# RECORDS TO USE:
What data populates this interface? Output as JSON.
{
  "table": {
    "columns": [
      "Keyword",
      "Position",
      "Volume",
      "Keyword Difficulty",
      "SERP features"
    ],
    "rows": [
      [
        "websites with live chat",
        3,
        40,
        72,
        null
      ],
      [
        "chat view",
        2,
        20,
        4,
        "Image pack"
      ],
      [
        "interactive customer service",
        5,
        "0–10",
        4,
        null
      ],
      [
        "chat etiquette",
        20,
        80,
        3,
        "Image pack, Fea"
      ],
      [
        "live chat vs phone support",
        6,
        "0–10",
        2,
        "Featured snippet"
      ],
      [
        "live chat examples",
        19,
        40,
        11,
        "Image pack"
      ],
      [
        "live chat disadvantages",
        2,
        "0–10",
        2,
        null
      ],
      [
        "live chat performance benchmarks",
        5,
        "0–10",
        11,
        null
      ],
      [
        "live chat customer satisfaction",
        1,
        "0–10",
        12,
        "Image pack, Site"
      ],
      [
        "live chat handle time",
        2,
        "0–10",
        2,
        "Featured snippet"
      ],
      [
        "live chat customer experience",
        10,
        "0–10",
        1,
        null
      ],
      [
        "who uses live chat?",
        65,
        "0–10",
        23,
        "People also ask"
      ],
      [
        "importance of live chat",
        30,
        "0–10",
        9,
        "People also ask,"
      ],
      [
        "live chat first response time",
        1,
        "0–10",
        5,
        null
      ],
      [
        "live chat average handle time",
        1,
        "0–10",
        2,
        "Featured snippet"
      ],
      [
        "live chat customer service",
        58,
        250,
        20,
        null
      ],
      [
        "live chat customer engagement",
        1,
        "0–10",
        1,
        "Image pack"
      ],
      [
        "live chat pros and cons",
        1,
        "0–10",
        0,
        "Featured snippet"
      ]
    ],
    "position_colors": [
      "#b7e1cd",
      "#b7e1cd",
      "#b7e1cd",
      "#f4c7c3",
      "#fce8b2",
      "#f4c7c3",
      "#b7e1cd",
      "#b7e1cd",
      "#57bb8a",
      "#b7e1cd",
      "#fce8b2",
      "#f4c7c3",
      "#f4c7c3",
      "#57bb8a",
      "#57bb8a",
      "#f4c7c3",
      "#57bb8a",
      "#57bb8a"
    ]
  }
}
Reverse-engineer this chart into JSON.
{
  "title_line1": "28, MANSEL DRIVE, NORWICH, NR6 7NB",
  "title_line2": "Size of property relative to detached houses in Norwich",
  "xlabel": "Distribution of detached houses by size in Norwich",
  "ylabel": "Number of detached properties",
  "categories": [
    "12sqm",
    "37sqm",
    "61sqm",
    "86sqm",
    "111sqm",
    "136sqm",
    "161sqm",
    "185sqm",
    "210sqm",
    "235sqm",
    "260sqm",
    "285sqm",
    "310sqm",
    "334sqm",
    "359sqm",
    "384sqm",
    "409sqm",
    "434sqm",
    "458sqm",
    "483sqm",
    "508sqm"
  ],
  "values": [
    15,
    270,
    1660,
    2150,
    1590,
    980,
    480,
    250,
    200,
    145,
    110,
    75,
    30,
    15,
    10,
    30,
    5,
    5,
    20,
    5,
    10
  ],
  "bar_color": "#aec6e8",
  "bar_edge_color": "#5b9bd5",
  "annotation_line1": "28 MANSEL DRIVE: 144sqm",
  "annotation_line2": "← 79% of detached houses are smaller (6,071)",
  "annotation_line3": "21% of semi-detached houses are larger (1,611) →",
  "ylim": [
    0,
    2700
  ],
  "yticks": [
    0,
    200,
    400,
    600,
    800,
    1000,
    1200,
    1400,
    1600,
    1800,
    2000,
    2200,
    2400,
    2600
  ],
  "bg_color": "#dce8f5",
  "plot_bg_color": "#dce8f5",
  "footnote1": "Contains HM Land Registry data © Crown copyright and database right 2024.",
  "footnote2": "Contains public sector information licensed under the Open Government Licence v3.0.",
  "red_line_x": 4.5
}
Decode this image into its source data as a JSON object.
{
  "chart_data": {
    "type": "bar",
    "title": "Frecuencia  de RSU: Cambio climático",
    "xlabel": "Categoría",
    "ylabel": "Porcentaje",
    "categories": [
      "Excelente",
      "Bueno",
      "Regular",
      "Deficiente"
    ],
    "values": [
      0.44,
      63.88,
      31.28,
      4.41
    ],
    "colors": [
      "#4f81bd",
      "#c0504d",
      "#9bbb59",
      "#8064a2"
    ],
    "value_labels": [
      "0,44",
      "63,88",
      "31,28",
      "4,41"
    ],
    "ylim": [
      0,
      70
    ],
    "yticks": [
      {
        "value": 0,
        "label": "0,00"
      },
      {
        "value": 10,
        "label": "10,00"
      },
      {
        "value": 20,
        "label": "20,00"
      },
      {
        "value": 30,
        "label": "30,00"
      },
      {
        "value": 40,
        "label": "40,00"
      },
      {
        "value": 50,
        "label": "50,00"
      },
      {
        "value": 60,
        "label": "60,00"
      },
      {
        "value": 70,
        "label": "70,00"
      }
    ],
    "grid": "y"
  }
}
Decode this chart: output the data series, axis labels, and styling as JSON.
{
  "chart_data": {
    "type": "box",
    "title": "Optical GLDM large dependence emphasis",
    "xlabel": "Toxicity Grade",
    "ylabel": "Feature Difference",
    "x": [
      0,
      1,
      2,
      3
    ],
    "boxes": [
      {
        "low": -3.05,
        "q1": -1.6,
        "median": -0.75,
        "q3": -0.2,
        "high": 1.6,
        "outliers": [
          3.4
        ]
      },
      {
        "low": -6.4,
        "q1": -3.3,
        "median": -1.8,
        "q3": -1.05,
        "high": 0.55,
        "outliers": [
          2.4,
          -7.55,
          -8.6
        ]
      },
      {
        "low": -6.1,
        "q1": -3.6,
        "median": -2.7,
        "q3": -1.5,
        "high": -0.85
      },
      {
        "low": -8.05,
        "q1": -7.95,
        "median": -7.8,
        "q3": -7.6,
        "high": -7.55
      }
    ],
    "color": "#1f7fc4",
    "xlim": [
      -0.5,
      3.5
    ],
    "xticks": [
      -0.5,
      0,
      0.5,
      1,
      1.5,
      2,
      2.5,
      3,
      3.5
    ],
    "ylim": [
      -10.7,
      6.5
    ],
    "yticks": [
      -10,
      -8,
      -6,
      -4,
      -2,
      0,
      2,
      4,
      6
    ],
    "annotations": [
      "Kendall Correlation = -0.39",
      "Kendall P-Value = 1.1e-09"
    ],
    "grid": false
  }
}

# SHORT PROBLEM:
Copy all lines in the listing above where the string "MANSEL" appears.

# ANSWER IN FULL:
  "title_line1": "28, MANSEL DRIVE, NORWICH, NR6 7NB",
  "annotation_line1": "28 MANSEL DRIVE: 144sqm",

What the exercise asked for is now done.